■ What you have to do ■
For the entries below, how many lines include the word "depression"? Give the figure and nothing more.

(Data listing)
* START *
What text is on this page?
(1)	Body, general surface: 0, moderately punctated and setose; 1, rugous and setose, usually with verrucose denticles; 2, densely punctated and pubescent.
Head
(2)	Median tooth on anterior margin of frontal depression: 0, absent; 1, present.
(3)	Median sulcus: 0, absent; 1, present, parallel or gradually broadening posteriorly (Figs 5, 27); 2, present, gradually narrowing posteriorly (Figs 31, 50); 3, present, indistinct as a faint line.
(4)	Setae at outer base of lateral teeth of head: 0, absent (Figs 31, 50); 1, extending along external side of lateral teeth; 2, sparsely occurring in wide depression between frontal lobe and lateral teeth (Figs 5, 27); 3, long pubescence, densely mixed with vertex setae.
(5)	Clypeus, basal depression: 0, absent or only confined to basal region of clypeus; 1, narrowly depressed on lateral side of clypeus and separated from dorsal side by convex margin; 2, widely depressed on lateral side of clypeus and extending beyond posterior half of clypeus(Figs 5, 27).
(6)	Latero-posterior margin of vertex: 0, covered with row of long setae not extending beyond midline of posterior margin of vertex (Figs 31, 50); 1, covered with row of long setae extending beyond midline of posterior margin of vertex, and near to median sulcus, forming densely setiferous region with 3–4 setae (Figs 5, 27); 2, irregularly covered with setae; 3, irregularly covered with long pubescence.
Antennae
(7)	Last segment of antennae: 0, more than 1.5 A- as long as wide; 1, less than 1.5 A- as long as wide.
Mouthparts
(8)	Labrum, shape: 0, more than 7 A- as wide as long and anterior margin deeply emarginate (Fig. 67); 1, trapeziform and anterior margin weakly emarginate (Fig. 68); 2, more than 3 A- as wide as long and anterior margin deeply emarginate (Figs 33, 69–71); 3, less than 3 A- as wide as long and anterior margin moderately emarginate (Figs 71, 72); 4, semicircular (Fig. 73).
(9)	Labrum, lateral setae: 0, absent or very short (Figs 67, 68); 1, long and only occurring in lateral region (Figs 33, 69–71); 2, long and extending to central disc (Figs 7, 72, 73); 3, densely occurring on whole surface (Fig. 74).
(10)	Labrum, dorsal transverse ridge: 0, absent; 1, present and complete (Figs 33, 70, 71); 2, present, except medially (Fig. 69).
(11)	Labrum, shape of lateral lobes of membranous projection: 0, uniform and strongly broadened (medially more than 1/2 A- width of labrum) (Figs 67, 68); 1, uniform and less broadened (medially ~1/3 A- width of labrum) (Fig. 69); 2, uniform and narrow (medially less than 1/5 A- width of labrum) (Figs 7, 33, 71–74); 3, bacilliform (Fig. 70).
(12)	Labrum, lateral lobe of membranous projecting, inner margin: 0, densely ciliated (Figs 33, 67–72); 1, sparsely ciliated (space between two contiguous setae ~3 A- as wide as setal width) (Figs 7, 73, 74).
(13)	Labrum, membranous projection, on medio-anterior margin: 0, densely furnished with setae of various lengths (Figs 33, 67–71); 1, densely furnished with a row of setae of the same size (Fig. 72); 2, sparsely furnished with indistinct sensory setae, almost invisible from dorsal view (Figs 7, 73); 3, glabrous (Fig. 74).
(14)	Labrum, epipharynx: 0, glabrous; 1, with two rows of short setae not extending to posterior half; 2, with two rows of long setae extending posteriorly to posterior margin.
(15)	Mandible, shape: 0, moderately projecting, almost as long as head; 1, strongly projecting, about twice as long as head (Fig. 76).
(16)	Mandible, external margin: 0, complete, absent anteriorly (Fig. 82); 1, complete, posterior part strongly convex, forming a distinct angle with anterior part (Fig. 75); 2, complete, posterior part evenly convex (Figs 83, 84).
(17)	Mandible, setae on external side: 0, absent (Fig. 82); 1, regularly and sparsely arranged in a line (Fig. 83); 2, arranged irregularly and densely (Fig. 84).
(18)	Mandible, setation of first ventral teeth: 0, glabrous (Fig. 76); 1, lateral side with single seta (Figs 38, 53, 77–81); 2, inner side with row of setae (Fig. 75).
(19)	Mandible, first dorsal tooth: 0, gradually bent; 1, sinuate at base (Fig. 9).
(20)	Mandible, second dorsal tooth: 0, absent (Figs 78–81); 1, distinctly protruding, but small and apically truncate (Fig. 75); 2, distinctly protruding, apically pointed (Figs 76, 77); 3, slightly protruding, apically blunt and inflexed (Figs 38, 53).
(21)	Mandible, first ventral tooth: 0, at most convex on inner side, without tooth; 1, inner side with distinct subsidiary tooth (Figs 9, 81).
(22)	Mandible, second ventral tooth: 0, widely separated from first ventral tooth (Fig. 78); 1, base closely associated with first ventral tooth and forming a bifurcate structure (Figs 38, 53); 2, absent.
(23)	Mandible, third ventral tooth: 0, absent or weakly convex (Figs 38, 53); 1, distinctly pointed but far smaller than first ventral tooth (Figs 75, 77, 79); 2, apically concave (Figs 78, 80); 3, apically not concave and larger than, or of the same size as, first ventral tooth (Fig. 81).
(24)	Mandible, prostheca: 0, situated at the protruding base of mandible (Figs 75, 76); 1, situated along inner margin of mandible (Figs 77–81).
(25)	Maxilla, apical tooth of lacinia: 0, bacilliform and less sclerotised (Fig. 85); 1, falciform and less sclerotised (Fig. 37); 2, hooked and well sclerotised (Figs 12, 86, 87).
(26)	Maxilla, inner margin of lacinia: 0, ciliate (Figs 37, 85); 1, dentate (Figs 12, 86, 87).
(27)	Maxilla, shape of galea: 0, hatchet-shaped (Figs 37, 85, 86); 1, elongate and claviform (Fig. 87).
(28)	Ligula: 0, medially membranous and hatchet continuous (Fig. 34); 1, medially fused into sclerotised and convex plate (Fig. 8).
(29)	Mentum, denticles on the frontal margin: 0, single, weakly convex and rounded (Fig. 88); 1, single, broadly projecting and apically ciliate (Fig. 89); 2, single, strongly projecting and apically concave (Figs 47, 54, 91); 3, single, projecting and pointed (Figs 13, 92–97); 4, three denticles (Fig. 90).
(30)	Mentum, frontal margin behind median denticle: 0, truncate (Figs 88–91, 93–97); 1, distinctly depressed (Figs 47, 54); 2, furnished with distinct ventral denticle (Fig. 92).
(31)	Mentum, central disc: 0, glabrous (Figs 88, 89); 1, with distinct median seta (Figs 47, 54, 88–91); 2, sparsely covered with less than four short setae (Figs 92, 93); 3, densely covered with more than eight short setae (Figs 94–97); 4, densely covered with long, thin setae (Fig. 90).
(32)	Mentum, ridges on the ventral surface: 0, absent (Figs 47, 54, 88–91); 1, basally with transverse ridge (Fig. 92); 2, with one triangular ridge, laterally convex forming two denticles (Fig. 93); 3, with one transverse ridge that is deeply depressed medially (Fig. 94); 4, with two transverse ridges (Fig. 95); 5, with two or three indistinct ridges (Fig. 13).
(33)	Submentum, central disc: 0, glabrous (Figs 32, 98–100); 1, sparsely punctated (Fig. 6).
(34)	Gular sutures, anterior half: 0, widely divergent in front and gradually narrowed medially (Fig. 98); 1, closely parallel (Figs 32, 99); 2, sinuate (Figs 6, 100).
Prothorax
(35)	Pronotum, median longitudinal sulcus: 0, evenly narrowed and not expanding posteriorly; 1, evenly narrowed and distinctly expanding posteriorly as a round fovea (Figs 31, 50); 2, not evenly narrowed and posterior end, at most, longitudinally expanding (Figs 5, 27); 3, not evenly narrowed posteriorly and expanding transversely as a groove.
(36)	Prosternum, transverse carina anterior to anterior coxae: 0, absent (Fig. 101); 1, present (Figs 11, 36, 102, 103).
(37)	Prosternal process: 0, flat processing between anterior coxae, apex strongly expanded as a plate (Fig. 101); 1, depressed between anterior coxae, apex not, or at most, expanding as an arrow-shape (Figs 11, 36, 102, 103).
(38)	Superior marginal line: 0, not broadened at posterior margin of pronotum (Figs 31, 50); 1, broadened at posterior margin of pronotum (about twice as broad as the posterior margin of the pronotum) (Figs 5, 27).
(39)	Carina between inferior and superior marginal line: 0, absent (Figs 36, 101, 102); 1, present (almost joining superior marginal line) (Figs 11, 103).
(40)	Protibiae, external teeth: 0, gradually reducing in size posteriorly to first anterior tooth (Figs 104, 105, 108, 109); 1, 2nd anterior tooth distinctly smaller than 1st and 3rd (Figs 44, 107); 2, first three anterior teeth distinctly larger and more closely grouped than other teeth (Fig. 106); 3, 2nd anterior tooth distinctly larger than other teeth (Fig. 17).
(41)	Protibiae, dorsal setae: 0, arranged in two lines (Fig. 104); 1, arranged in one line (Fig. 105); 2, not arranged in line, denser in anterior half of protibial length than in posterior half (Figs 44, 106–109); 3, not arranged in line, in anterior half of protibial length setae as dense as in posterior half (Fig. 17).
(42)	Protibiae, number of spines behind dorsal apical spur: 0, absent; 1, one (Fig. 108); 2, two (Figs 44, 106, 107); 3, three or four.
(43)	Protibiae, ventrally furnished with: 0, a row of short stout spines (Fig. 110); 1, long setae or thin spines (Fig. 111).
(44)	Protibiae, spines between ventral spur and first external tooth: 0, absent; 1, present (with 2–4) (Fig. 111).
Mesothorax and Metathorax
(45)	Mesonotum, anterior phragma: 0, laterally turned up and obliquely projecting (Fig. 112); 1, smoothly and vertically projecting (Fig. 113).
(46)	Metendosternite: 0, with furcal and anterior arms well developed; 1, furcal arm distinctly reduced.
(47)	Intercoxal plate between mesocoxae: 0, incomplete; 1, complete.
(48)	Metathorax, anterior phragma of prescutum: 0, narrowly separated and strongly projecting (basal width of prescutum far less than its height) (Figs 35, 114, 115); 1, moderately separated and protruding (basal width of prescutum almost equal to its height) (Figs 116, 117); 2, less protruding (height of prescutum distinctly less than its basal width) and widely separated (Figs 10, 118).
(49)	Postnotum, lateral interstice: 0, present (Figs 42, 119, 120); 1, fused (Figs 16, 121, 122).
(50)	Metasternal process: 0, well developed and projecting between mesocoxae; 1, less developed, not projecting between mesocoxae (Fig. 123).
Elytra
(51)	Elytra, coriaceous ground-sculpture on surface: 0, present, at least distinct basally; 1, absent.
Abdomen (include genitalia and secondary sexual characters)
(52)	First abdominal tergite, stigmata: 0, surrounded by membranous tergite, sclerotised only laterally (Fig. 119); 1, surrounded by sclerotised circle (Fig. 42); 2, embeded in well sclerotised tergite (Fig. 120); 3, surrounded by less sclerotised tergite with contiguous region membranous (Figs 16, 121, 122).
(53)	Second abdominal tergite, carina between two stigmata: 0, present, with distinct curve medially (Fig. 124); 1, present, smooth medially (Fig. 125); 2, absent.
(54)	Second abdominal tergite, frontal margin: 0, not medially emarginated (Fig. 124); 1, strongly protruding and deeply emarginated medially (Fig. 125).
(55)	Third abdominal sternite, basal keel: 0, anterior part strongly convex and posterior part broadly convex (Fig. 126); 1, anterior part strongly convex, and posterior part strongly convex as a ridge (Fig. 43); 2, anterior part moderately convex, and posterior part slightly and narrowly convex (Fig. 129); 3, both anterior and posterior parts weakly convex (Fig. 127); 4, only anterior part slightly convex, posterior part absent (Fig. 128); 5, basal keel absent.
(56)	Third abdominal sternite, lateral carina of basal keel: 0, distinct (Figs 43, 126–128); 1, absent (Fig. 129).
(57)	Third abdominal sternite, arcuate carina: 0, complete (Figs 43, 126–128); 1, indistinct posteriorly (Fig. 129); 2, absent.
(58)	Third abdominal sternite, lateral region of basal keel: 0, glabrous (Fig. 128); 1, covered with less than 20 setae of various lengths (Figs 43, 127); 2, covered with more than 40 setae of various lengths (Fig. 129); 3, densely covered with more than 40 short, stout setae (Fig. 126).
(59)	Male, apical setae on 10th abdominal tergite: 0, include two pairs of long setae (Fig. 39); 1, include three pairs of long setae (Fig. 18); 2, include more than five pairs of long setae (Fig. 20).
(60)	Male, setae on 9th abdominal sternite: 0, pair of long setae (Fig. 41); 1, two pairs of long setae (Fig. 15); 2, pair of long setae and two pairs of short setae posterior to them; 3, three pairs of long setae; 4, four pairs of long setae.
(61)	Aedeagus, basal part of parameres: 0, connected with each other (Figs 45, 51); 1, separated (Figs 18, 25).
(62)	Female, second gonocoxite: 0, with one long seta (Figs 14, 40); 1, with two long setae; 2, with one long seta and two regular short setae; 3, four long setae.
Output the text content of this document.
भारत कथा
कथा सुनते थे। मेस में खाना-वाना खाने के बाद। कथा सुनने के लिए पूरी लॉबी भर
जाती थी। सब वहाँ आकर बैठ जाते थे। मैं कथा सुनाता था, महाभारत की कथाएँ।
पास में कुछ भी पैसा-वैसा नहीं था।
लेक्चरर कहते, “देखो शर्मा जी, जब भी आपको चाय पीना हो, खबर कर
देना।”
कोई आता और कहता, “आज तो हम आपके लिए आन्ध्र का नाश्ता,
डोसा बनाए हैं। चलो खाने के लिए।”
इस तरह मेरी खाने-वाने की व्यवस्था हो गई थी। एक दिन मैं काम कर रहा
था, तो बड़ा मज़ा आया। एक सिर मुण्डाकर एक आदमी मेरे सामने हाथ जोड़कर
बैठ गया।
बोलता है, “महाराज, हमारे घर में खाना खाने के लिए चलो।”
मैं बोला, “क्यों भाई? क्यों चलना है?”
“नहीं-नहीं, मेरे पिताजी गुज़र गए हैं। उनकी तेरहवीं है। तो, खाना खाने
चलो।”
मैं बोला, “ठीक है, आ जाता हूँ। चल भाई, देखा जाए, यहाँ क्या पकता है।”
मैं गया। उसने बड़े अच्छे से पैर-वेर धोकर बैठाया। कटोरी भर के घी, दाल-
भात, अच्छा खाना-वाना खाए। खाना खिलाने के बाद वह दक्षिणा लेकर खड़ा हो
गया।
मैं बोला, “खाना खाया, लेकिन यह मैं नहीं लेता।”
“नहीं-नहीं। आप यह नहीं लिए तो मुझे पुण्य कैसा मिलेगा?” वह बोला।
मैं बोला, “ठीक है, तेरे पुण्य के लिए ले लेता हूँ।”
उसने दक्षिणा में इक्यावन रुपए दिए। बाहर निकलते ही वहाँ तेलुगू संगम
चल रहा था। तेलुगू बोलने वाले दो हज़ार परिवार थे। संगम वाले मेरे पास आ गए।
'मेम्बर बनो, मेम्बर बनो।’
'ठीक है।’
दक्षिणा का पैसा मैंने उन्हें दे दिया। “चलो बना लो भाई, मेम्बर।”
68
* END *
■ Answer to this problem ■
3